# Start of Record set
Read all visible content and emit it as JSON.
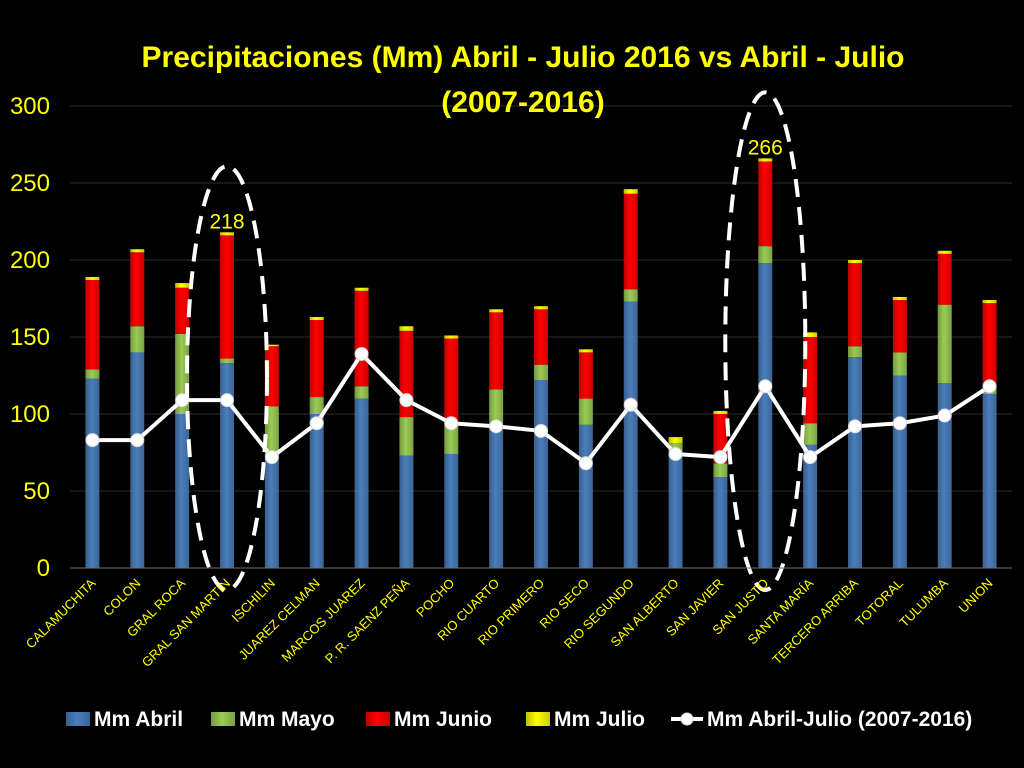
{
  "chart_data": {
    "type": "bar",
    "stacked": true,
    "title": "Precipitaciones  (Mm) Abril - Julio 2016   vs  Abril - Julio",
    "subtitle": "(2007-2016)",
    "xlabel": "",
    "ylabel": "",
    "ylim": [
      0,
      300
    ],
    "yticks": [
      "0",
      "50",
      "100",
      "150",
      "200",
      "250",
      "300"
    ],
    "grid": true,
    "legend_position": "bottom",
    "categories": [
      "CALAMUCHITA",
      "COLON",
      "GRAL ROCA",
      "GRAL SAN MARTIN",
      "ISCHILIN",
      "JUAREZ CELMAN",
      "MARCOS JUAREZ",
      "P. R. SAENZ PEÑA",
      "POCHO",
      "RIO CUARTO",
      "RIO PRIMERO",
      "RIO SECO",
      "RIO SEGUNDO",
      "SAN ALBERTO",
      "SAN JAVIER",
      "SAN JUSTO",
      "SANTA MARÍA",
      "TERCERO ARRIBA",
      "TOTORAL",
      "TULUMBA",
      "UNION"
    ],
    "series": [
      {
        "name": "Mm Abril",
        "color": "#4A7EBB",
        "values": [
          123,
          140,
          100,
          133,
          73,
          100,
          110,
          73,
          74,
          90,
          122,
          93,
          173,
          74,
          59,
          198,
          80,
          137,
          125,
          120,
          113
        ]
      },
      {
        "name": "Mm Mayo",
        "color": "#9BCB55",
        "values": [
          6,
          17,
          52,
          3,
          32,
          11,
          8,
          25,
          19,
          26,
          10,
          17,
          8,
          7,
          9,
          11,
          14,
          7,
          15,
          51,
          6
        ]
      },
      {
        "name": "Mm Junio",
        "color": "#FF0000",
        "values": [
          58,
          48,
          30,
          80,
          39,
          50,
          62,
          56,
          56,
          50,
          36,
          30,
          62,
          0,
          32,
          55,
          56,
          54,
          34,
          33,
          53
        ]
      },
      {
        "name": "Mm Julio",
        "color": "#FFFF00",
        "values": [
          2,
          2,
          3,
          2,
          1,
          2,
          2,
          3,
          2,
          2,
          2,
          2,
          3,
          4,
          2,
          2,
          3,
          2,
          2,
          2,
          2
        ]
      }
    ],
    "line_series": {
      "name": "Mm Abril-Julio  (2007-2016)",
      "color": "#FFFFFF",
      "values": [
        83,
        83,
        109,
        109,
        72,
        94,
        139,
        109,
        94,
        92,
        89,
        68,
        106,
        74,
        72,
        118,
        72,
        92,
        94,
        99,
        118
      ]
    },
    "annotations": [
      {
        "category": "GRAL SAN MARTIN",
        "value": 218,
        "label": "218"
      },
      {
        "category": "SAN JUSTO",
        "value": 266,
        "label": "266"
      }
    ]
  }
}
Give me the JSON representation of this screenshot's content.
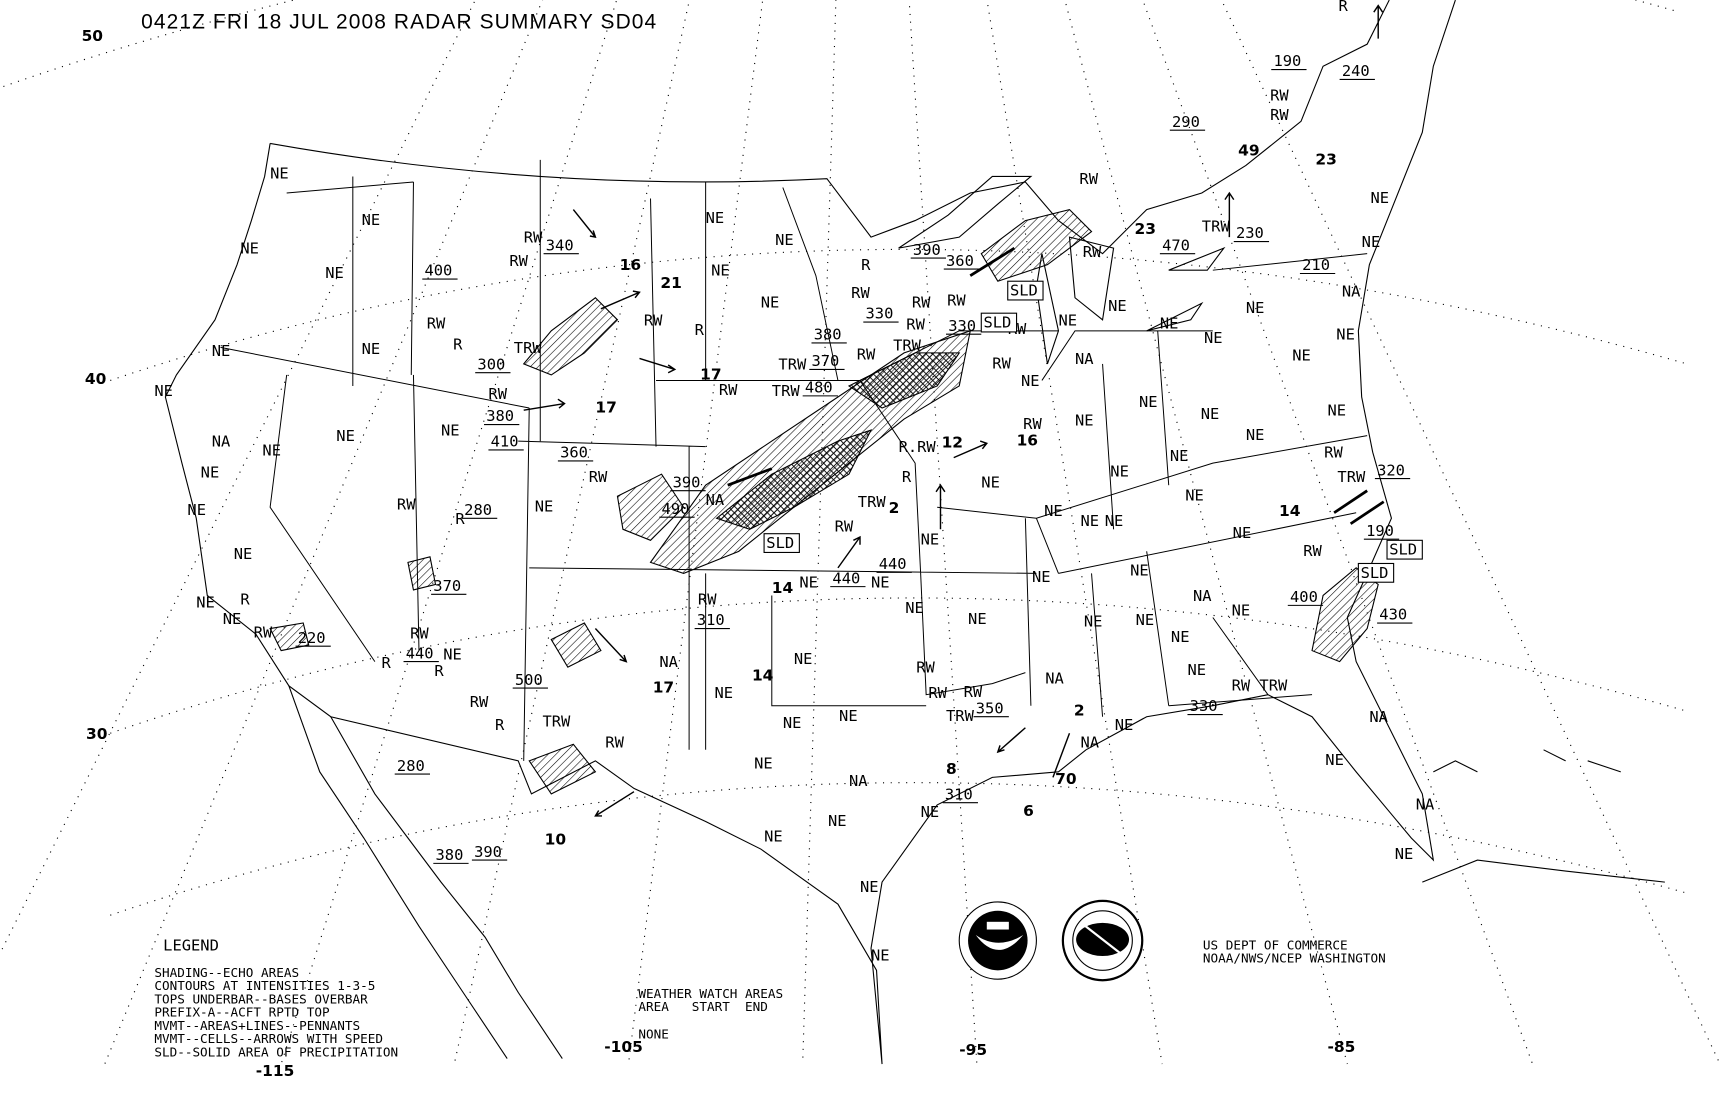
{
  "title": "0421Z FRI 18 JUL 2008 RADAR SUMMARY SD04",
  "latitude_labels": [
    "50",
    "40",
    "30"
  ],
  "longitude_labels": [
    "-115",
    "-105",
    "-95",
    "-85"
  ],
  "legend": {
    "heading": "LEGEND",
    "lines": [
      "SHADING--ECHO AREAS",
      "CONTOURS AT INTENSITIES 1-3-5",
      "TOPS UNDERBAR--BASES OVERBAR",
      "PREFIX-A--ACFT RPTD TOP",
      "MVMT--AREAS+LINES--PENNANTS",
      "MVMT--CELLS--ARROWS WITH SPEED",
      "SLD--SOLID AREA OF PRECIPITATION"
    ]
  },
  "watch": {
    "heading": "WEATHER WATCH AREAS",
    "columns": "AREA   START  END",
    "value": "NONE"
  },
  "credit": [
    "US DEPT OF COMMERCE",
    "NOAA/NWS/NCEP WASHINGTON"
  ],
  "logos": [
    "noaa-logo",
    "nws-logo"
  ],
  "map": {
    "labels": [
      "NE",
      "NE",
      "NE",
      "NE",
      "400",
      "RW",
      "340",
      "RW",
      "16",
      "NE",
      "NE",
      "NE",
      "21",
      "NE",
      "RW",
      "R",
      "TRW",
      "300",
      "NE",
      "NE",
      "NE",
      "RW",
      "380",
      "410",
      "17",
      "RW",
      "R",
      "17",
      "NA",
      "NE",
      "NE",
      "NE",
      "NE",
      "NE",
      "360",
      "RW",
      "390",
      "490",
      "NA",
      "NE",
      "RW",
      "R",
      "280",
      "NE",
      "370",
      "NE",
      "NE",
      "R",
      "RW",
      "220",
      "RW",
      "440",
      "NE",
      "R",
      "R",
      "500",
      "NA",
      "17",
      "RW",
      "310",
      "14",
      "14",
      "NE",
      "NE",
      "RW",
      "R",
      "TRW",
      "RW",
      "280",
      "380",
      "390",
      "10",
      "NE",
      "NE",
      "NE",
      "NA",
      "NE",
      "NE",
      "NE",
      "NE",
      "R",
      "390",
      "360",
      "RW",
      "RW",
      "RW",
      "330",
      "380",
      "330",
      "TRW",
      "RW",
      "TRW",
      "370",
      "RW",
      "TRW",
      "480",
      "RW",
      "RW",
      "RW",
      "NE",
      "RW",
      "16",
      "12",
      "R.RW",
      "R",
      "NE",
      "TRW",
      "2",
      "RW",
      "NE",
      "440",
      "440",
      "NE",
      "NE",
      "NE",
      "NE",
      "RW",
      "RW",
      "RW",
      "350",
      "TRW",
      "NA",
      "2",
      "NA",
      "70",
      "8",
      "310",
      "NE",
      "6",
      "NE",
      "RW",
      "23",
      "470",
      "TRW",
      "230",
      "RW",
      "NE",
      "NE",
      "NE",
      "NE",
      "NE",
      "NA",
      "NE",
      "NE",
      "NE",
      "NE",
      "NE",
      "NE",
      "NE",
      "NE",
      "NE",
      "NE",
      "NE",
      "NA",
      "NE",
      "NE",
      "NE",
      "NE",
      "NE",
      "RW TRW",
      "330",
      "NE",
      "NE",
      "NA",
      "210",
      "NE",
      "NE",
      "23",
      "49",
      "290",
      "RW",
      "RW",
      "190",
      "R",
      "240",
      "NE",
      "NE",
      "RW",
      "TRW",
      "320",
      "14",
      "NE",
      "190",
      "RW",
      "400",
      "430",
      "NA",
      "NE",
      "NA",
      "NE"
    ],
    "boxed_labels": [
      "SLD",
      "SLD",
      "SLD",
      "SLD",
      "SLD"
    ]
  }
}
# End of Record set
What the task requires:
Scan the records above for the string "name", then report every line that contains it.

Response for this exercise:
        "name": "Mm Abril",
        "name": "Mm Mayo",
        "name": "Mm Junio",
        "name": "Mm Julio",
      "name": "Mm Abril-Julio  (2007-2016)",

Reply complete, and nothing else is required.